Locate every line in the records below that holds the word "marker" and return each one.

-- Start DATASET EXCERPTS --

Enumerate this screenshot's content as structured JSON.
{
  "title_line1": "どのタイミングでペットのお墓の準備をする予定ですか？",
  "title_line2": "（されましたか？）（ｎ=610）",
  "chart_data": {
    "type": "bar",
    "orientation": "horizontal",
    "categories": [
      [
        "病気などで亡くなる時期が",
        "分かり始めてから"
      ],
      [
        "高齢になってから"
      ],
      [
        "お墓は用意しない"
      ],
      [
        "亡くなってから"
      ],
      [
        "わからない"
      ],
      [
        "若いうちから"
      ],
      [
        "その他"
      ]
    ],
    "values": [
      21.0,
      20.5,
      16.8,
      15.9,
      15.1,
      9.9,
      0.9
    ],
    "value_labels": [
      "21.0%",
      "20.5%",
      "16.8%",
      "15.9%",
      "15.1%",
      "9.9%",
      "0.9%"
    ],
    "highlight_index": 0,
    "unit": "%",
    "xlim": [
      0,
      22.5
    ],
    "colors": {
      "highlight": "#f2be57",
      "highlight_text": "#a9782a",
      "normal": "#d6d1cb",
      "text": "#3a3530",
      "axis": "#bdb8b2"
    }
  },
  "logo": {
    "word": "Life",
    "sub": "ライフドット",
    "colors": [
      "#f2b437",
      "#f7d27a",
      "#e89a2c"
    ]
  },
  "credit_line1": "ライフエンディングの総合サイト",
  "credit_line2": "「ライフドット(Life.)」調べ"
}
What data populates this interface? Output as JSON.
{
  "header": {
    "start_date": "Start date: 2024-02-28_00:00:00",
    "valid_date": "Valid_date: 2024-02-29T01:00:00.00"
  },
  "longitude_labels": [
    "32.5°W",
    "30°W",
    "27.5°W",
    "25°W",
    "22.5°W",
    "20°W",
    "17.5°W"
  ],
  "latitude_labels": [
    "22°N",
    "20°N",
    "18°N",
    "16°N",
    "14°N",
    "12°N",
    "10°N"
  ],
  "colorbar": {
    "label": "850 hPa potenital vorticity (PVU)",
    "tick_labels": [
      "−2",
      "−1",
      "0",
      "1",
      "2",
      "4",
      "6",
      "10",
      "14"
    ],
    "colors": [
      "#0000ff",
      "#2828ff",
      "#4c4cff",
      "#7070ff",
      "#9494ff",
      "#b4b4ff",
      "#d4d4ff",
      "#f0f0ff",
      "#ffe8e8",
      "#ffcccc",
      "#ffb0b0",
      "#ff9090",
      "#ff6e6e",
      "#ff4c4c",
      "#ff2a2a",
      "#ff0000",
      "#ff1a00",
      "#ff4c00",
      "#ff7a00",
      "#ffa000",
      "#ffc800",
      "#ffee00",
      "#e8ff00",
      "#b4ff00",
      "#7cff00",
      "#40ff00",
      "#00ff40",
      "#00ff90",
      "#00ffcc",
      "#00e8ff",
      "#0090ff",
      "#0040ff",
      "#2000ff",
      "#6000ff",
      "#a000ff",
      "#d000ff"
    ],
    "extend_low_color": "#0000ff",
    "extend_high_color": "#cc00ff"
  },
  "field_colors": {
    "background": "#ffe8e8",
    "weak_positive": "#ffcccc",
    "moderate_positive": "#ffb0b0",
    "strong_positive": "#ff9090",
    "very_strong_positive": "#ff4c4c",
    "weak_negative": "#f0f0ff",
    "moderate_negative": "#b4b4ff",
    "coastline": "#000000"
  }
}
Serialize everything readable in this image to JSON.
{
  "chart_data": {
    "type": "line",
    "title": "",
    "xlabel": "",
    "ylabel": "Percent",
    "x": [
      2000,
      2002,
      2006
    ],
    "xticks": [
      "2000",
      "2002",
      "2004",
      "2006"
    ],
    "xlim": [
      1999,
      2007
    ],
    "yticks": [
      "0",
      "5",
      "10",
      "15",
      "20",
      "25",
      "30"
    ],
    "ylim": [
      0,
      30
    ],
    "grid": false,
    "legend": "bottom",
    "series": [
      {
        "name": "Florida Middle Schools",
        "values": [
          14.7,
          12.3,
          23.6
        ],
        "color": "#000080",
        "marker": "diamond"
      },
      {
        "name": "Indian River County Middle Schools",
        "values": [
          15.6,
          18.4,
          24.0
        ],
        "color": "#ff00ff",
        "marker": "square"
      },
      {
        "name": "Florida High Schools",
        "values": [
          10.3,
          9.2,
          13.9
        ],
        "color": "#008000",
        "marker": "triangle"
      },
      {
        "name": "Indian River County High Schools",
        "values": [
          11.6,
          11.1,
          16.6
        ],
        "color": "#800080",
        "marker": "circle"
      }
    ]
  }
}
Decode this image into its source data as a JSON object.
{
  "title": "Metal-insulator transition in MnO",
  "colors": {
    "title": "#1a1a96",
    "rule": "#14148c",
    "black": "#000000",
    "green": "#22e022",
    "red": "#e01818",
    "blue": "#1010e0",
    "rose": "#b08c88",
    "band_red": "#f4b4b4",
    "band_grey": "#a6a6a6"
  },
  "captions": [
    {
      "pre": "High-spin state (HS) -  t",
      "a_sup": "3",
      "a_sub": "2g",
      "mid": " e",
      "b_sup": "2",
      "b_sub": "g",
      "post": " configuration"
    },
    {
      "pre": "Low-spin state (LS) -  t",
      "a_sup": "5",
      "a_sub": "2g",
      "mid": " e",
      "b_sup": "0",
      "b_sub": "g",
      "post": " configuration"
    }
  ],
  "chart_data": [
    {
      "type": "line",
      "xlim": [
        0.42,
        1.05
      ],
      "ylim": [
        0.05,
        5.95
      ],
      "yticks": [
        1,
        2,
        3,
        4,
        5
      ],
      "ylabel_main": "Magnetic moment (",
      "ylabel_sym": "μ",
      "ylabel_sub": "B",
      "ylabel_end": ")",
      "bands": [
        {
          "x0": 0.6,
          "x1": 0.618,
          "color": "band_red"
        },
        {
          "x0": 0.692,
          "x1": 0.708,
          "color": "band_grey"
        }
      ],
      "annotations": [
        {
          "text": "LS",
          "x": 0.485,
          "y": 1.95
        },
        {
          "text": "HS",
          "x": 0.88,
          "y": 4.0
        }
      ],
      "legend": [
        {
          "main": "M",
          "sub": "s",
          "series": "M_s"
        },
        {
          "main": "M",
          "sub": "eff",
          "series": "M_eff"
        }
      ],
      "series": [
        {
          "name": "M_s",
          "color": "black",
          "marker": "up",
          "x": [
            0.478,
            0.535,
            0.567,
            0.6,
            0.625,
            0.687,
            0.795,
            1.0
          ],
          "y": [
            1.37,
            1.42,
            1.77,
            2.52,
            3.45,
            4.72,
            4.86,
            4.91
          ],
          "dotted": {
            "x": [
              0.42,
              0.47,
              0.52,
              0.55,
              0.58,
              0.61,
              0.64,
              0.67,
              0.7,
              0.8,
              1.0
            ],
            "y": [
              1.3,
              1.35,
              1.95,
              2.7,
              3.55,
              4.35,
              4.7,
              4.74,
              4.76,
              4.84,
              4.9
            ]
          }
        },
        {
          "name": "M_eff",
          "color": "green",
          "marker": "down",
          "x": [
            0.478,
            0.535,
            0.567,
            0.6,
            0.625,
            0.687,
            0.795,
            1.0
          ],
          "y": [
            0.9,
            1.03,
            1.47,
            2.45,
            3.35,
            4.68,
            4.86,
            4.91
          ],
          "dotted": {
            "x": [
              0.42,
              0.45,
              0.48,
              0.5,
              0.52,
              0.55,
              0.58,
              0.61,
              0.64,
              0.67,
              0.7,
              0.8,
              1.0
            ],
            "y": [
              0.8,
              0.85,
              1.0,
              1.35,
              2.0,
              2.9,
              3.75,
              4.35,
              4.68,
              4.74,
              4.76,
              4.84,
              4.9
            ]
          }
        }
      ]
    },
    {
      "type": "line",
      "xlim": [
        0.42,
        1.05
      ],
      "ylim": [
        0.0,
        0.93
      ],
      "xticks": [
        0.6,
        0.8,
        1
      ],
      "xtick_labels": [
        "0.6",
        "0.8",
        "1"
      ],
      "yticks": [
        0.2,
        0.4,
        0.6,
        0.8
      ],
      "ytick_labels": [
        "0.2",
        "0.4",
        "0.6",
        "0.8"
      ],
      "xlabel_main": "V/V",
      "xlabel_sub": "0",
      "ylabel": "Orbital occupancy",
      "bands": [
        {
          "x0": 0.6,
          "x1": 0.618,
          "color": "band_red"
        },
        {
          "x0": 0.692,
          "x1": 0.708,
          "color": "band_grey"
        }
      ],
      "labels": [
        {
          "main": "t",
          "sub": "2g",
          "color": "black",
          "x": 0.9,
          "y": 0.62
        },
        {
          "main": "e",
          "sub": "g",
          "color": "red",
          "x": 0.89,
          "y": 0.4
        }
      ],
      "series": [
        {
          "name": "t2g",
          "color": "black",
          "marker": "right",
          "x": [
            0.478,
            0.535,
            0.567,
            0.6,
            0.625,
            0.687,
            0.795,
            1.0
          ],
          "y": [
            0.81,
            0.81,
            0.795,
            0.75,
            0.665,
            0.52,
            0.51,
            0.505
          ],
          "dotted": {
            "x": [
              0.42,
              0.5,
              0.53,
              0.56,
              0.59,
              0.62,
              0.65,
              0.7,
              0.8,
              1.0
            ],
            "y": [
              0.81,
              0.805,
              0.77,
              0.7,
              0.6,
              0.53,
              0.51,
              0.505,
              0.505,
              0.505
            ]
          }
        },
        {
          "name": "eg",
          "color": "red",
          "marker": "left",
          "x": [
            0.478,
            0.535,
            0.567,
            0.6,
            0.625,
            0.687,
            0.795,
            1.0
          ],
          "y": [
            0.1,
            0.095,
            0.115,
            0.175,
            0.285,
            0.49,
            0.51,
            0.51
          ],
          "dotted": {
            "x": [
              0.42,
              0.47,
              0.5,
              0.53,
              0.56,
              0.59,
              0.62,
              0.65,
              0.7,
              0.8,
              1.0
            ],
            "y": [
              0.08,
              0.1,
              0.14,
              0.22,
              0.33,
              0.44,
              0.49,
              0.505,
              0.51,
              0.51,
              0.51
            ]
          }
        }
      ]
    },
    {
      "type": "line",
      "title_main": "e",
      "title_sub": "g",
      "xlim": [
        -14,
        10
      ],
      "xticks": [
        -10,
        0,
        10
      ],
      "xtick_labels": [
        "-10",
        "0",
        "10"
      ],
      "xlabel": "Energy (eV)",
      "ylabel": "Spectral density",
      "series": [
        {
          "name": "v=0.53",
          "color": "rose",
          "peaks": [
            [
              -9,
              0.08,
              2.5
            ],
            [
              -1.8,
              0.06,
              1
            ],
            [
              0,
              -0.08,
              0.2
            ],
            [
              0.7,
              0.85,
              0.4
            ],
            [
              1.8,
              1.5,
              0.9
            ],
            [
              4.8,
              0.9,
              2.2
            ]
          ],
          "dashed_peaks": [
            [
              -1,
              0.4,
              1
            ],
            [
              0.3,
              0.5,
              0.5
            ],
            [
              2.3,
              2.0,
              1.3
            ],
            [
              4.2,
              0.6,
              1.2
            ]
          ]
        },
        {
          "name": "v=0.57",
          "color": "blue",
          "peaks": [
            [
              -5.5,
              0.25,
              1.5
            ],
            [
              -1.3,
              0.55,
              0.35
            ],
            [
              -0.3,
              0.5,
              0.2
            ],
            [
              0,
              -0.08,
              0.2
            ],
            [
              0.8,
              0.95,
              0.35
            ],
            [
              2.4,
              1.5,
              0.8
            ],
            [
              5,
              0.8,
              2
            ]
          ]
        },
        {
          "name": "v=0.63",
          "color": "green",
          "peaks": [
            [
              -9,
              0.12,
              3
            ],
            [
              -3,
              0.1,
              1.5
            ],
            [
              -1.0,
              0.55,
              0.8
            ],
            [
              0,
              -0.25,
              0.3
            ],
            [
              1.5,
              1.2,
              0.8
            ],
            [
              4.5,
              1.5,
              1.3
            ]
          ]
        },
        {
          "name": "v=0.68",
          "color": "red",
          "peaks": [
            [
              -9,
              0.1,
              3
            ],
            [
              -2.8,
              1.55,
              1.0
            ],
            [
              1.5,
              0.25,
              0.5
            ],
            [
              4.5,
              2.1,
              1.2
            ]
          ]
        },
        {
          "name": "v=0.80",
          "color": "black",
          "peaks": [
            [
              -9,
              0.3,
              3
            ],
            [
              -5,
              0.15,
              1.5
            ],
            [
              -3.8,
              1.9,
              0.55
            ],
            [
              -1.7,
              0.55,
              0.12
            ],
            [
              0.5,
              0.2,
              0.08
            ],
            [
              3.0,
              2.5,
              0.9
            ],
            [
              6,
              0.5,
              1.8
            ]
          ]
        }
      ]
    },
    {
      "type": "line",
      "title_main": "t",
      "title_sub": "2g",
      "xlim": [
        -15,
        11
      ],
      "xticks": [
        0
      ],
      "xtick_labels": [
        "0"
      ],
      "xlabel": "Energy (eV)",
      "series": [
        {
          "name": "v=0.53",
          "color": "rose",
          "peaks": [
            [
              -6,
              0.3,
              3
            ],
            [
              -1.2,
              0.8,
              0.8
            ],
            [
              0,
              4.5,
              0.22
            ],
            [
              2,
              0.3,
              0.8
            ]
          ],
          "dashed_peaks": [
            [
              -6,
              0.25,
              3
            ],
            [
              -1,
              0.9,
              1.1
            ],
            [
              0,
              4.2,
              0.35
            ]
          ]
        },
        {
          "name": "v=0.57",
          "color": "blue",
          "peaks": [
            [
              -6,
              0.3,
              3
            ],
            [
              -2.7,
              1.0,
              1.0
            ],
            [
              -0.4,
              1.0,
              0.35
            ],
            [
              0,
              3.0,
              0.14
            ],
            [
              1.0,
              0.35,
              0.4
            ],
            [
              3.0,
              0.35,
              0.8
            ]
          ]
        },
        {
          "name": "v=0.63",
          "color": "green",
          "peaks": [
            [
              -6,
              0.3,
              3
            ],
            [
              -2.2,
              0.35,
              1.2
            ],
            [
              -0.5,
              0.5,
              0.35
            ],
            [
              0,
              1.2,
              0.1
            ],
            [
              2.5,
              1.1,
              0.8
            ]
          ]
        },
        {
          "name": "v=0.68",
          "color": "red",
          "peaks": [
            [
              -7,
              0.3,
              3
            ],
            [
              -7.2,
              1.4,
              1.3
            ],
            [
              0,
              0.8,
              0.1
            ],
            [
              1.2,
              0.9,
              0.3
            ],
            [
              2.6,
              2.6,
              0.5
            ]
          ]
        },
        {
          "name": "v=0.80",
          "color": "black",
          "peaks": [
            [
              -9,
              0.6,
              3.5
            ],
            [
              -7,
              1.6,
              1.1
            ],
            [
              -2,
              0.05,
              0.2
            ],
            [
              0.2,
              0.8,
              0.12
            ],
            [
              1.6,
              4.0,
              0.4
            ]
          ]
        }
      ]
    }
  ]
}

-- End DATASET EXCERPTS --

COMPLETE OUTPUT –
        "marker": "diamond"
        "marker": "square"
        "marker": "triangle"
        "marker": "circle"
          "marker": "up",
          "marker": "down",
          "marker": "right",
          "marker": "left",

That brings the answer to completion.